• Directive: Write out every line below that includes the word "values".

• Supplied data:

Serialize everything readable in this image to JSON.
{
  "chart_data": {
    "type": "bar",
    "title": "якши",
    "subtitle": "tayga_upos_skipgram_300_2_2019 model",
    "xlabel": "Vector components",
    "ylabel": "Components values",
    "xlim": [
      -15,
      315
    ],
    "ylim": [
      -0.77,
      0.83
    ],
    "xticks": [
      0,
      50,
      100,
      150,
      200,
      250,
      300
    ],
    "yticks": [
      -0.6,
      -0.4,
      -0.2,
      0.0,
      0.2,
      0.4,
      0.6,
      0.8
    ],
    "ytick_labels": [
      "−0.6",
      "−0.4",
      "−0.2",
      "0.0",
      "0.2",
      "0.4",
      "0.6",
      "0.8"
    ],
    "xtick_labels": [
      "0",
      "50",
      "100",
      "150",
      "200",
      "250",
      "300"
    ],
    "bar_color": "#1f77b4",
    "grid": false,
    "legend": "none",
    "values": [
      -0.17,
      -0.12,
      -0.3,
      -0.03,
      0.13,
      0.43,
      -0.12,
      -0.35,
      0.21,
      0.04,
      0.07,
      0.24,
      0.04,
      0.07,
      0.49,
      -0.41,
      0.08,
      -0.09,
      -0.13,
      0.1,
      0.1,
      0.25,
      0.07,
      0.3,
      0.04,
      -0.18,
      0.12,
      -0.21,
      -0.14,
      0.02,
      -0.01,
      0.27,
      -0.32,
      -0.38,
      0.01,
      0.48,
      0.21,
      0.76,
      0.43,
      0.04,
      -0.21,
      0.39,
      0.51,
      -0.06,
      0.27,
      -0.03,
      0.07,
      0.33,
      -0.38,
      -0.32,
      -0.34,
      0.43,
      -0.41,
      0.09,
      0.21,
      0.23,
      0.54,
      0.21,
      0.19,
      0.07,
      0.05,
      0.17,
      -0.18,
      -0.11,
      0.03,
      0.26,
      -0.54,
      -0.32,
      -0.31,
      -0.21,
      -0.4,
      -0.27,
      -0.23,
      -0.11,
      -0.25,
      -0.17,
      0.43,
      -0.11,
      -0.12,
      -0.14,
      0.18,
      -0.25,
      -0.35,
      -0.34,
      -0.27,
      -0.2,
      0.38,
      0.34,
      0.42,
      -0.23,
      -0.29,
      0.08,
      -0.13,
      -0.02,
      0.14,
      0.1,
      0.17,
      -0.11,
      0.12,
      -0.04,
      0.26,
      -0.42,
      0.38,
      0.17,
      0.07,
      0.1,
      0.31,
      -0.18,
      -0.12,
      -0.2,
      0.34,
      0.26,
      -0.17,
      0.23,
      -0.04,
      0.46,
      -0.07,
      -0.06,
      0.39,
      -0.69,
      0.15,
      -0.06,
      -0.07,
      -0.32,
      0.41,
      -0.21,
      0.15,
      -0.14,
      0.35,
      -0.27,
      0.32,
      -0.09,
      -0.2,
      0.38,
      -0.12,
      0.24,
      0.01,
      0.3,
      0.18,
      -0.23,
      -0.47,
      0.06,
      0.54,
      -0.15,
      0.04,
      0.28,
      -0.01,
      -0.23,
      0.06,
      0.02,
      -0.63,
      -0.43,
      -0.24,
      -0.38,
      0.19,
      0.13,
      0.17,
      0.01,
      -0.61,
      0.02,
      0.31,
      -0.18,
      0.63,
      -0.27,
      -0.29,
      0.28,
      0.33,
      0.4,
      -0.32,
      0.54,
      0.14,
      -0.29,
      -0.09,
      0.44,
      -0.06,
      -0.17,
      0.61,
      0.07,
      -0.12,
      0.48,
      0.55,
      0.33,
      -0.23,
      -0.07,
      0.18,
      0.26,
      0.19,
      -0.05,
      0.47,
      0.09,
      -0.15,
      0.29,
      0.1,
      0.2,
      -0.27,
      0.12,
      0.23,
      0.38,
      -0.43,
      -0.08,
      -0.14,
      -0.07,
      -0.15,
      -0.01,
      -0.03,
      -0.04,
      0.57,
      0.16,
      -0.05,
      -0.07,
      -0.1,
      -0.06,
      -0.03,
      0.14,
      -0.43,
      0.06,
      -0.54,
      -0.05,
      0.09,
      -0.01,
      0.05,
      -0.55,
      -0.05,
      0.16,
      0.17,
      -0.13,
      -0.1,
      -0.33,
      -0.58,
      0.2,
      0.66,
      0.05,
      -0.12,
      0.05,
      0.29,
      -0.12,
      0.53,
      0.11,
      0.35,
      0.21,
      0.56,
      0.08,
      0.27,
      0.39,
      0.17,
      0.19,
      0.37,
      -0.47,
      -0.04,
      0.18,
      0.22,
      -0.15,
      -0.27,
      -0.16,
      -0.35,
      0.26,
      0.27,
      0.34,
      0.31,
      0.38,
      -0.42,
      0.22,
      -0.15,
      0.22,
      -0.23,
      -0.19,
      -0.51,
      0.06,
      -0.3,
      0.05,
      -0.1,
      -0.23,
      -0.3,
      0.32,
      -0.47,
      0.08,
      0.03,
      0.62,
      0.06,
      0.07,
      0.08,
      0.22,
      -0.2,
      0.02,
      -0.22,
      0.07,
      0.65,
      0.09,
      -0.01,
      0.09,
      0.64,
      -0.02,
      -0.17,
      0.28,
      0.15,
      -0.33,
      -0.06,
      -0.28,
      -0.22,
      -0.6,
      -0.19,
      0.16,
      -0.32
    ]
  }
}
--
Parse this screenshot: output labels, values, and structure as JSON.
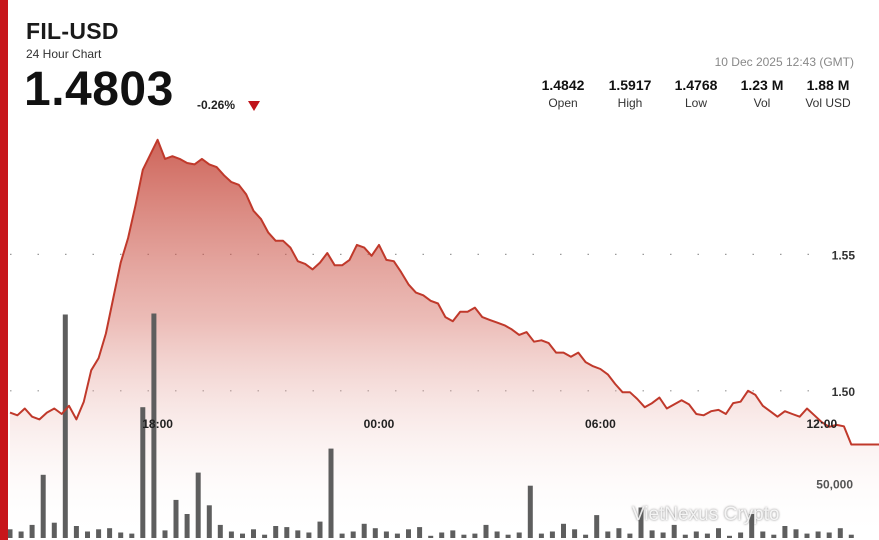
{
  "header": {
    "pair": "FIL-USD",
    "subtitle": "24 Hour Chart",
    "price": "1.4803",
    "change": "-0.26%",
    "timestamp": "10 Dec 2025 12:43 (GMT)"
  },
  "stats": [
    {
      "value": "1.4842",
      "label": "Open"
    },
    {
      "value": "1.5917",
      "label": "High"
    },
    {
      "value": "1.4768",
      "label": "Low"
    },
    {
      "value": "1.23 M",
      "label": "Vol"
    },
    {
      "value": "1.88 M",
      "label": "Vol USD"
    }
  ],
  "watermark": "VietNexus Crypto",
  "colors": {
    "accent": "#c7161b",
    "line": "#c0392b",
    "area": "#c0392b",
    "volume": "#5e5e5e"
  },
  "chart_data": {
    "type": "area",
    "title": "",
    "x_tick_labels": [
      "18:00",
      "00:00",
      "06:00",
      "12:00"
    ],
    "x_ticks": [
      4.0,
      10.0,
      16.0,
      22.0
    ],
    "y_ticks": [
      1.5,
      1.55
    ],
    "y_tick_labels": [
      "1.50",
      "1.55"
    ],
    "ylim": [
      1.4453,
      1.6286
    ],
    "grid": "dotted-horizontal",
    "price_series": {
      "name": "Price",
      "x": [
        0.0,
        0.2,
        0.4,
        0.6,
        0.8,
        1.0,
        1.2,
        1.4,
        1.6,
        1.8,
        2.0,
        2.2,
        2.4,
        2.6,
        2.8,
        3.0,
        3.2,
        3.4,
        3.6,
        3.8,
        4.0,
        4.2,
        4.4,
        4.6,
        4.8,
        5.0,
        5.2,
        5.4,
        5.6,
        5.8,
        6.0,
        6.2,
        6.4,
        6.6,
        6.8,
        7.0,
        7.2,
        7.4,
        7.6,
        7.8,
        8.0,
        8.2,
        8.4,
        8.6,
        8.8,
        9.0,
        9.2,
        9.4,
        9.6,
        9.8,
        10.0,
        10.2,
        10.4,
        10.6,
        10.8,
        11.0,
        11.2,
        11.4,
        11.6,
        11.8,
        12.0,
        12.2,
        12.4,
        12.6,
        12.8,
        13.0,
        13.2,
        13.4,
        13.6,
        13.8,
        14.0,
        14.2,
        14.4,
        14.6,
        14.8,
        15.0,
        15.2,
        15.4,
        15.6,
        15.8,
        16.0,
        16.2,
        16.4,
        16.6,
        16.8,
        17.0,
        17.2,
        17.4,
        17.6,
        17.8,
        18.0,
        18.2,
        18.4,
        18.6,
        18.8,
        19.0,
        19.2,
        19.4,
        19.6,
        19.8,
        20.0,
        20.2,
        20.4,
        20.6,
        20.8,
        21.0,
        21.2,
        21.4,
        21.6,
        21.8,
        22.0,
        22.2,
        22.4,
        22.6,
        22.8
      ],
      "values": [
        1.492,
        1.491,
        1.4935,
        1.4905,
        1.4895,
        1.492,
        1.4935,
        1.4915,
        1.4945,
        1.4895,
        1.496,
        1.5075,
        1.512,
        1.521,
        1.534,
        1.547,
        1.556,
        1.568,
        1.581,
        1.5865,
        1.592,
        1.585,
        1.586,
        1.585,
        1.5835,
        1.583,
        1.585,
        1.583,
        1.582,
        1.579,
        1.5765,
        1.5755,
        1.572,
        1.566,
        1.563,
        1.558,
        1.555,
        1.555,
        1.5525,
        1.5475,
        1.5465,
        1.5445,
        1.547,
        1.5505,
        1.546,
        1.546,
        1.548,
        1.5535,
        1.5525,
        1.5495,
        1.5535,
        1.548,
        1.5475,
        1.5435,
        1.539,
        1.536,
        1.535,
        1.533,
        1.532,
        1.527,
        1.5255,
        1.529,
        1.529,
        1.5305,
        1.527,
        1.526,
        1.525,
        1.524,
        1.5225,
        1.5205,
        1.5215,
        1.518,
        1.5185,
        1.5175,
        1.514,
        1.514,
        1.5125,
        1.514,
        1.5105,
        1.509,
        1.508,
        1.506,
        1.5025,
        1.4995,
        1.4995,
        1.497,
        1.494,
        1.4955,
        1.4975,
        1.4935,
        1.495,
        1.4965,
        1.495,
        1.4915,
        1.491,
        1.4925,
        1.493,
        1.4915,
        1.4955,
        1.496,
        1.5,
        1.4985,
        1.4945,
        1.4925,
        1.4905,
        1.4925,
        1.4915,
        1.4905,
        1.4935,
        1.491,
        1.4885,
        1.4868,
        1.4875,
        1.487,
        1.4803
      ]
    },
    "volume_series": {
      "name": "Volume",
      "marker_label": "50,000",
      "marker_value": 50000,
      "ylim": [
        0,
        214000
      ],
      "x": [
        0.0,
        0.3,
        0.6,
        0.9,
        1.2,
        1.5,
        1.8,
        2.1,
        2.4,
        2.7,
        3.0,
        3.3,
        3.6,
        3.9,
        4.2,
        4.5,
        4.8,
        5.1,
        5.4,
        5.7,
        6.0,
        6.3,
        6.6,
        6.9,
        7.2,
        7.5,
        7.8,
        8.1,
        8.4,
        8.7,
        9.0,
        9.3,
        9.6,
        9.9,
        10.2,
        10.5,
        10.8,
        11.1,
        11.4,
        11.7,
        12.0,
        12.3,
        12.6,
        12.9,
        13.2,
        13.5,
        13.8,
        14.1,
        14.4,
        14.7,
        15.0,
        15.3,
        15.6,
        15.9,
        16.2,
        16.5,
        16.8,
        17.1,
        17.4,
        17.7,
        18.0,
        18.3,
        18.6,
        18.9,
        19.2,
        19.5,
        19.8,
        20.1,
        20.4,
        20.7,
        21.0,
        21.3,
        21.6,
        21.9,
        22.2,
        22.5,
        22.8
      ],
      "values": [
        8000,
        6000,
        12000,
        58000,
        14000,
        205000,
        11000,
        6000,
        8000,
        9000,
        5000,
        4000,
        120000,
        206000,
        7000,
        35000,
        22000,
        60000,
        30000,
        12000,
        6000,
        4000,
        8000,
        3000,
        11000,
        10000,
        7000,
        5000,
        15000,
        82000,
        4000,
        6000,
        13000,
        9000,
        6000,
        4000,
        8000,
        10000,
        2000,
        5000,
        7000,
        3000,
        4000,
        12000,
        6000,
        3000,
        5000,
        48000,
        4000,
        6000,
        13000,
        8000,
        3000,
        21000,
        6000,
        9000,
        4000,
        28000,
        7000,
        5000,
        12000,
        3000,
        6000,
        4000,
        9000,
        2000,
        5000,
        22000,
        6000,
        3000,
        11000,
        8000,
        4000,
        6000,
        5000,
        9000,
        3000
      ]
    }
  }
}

• Response for this exercise:
    "ylabel": "Components values",
    "values": [
Parse this screenshot: output labels, values, and structure as JSON.
      "values": [
      "values": [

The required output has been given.